* _Exercise description_
Say how many lines in the data below contain the word "background", and give no other text.
::::
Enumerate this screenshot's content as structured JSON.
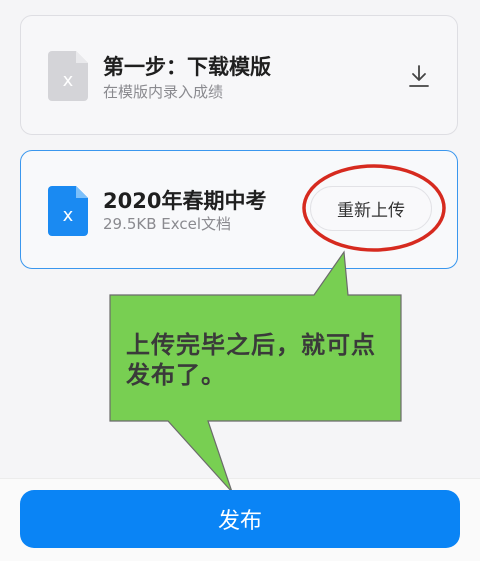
{
  "step_card": {
    "title": "第一步：下载模版",
    "subtitle": "在模版内录入成绩",
    "file_icon": "excel-file-icon-gray",
    "download_icon": "download-icon"
  },
  "file_card": {
    "title": "2020年春期中考",
    "subtitle": "29.5KB Excel文档",
    "file_icon": "excel-file-icon-blue",
    "reupload_label": "重新上传"
  },
  "annotation": {
    "text": "上传完毕之后，就可点发布了。"
  },
  "publish_label": "发布",
  "colors": {
    "accent": "#0a84f5",
    "callout_fill": "#78cf52",
    "ring": "#d62a1f"
  }
}
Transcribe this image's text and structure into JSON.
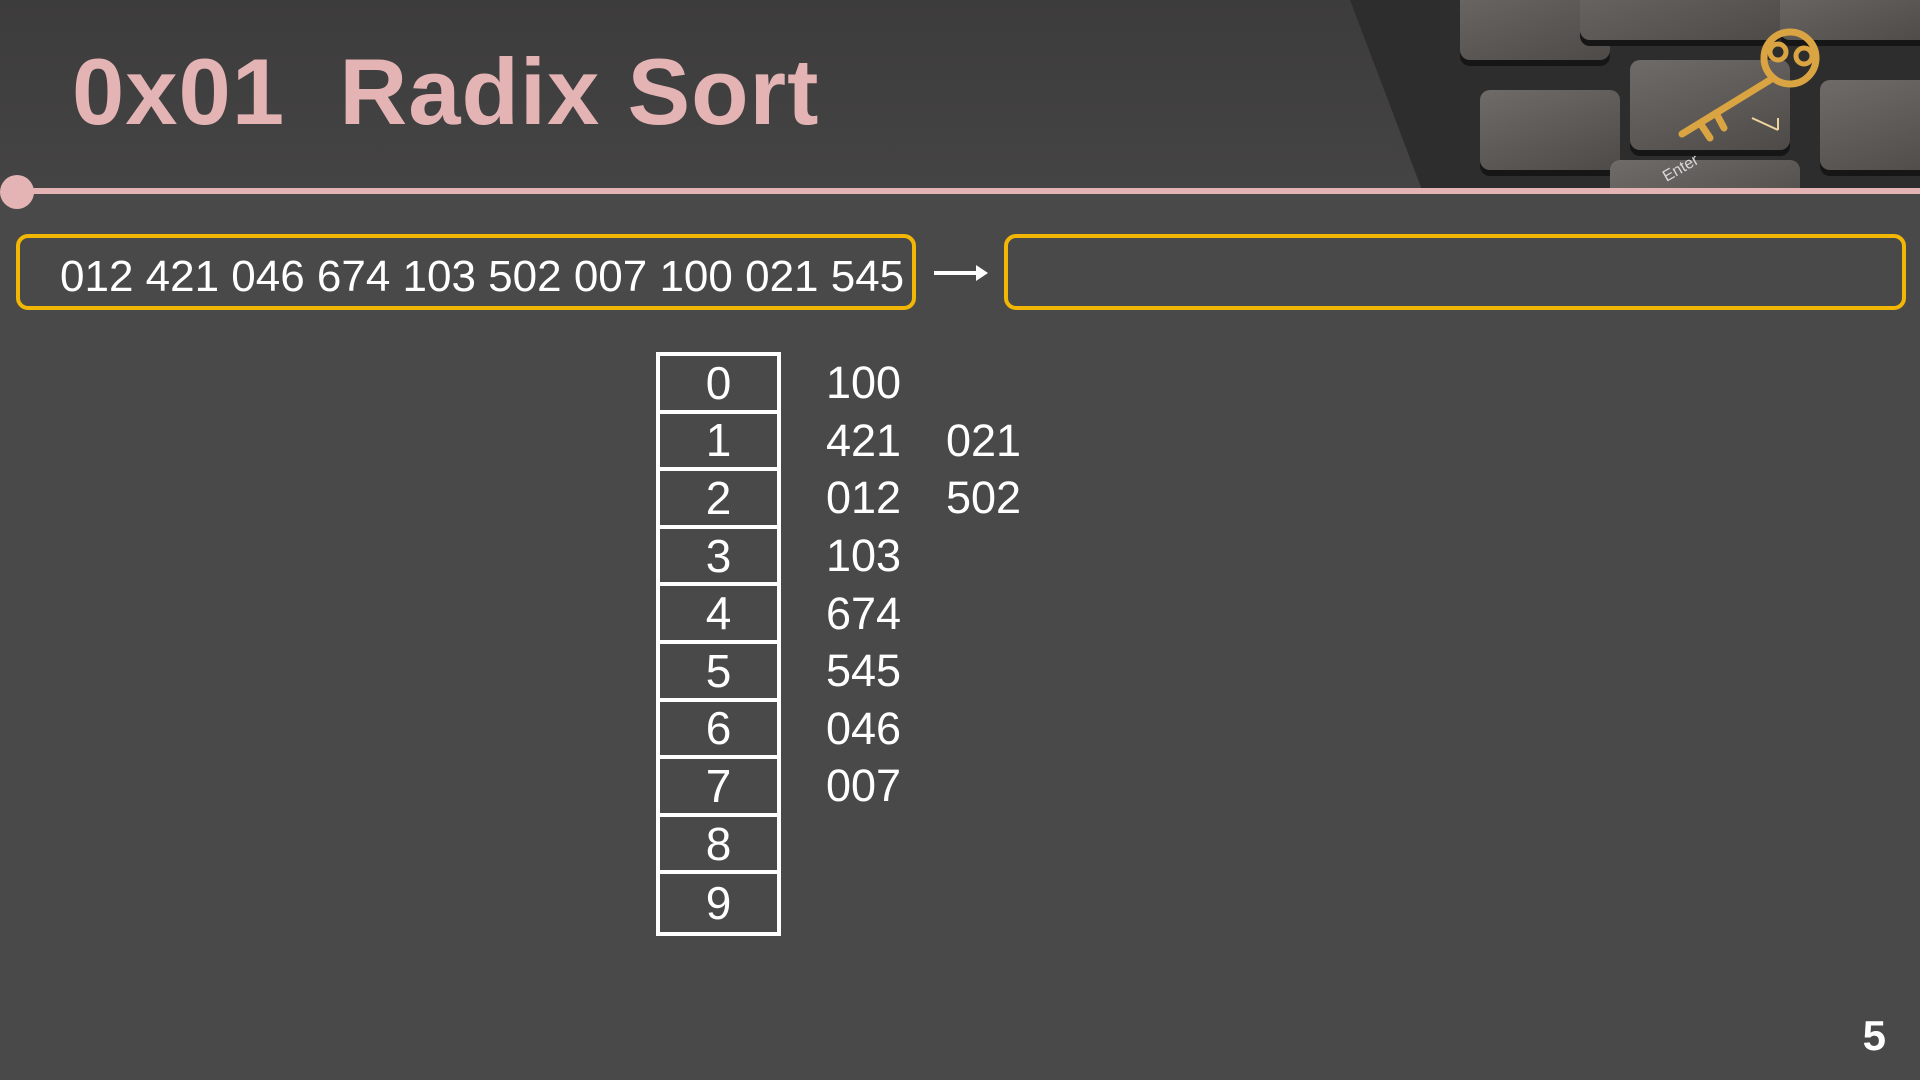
{
  "slide": {
    "title": "0x01  Radix Sort",
    "page_number": "5"
  },
  "photo": {
    "description_icon": "keyboard-key-photo-icon",
    "enter_key_label": "Enter"
  },
  "colors": {
    "title": "#e4b4b4",
    "accent_line": "#e4b4b4",
    "box_border": "#f2b705",
    "background": "#4a4949",
    "text": "#ffffff"
  },
  "input_sequence": "012 421 046 674 103 502 007 100 021 545",
  "output_sequence": "",
  "buckets": [
    {
      "digit": "0",
      "values": [
        "100"
      ]
    },
    {
      "digit": "1",
      "values": [
        "421",
        "021"
      ]
    },
    {
      "digit": "2",
      "values": [
        "012",
        "502"
      ]
    },
    {
      "digit": "3",
      "values": [
        "103"
      ]
    },
    {
      "digit": "4",
      "values": [
        "674"
      ]
    },
    {
      "digit": "5",
      "values": [
        "545"
      ]
    },
    {
      "digit": "6",
      "values": [
        "046"
      ]
    },
    {
      "digit": "7",
      "values": [
        "007"
      ]
    },
    {
      "digit": "8",
      "values": []
    },
    {
      "digit": "9",
      "values": []
    }
  ]
}
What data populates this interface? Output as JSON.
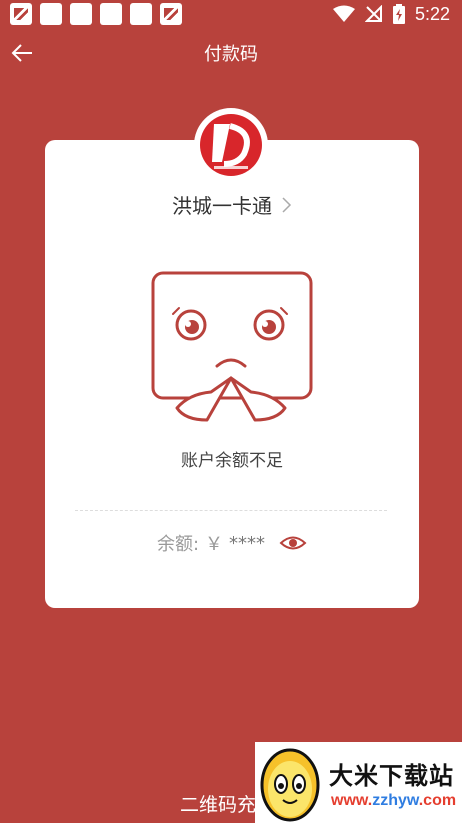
{
  "status_bar": {
    "time": "5:22",
    "notification_icons": [
      "app-logo-notif",
      "blank",
      "blank",
      "blank",
      "blank",
      "app-logo-notif"
    ]
  },
  "nav": {
    "title": "付款码"
  },
  "card": {
    "name": "洪城一卡通",
    "empty_message": "账户余额不足",
    "balance_label": "余额:",
    "balance_currency": "￥",
    "balance_value": "****"
  },
  "bottom": {
    "link_text": "二维码充"
  },
  "watermark": {
    "brand": "大米下载站",
    "url_part1": "www.",
    "url_part2": "zzhyw",
    "url_part3": ".com"
  },
  "colors": {
    "background": "#b8423c",
    "logo_red": "#d8262b",
    "card": "#ffffff"
  }
}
::::
* _Correct response_
2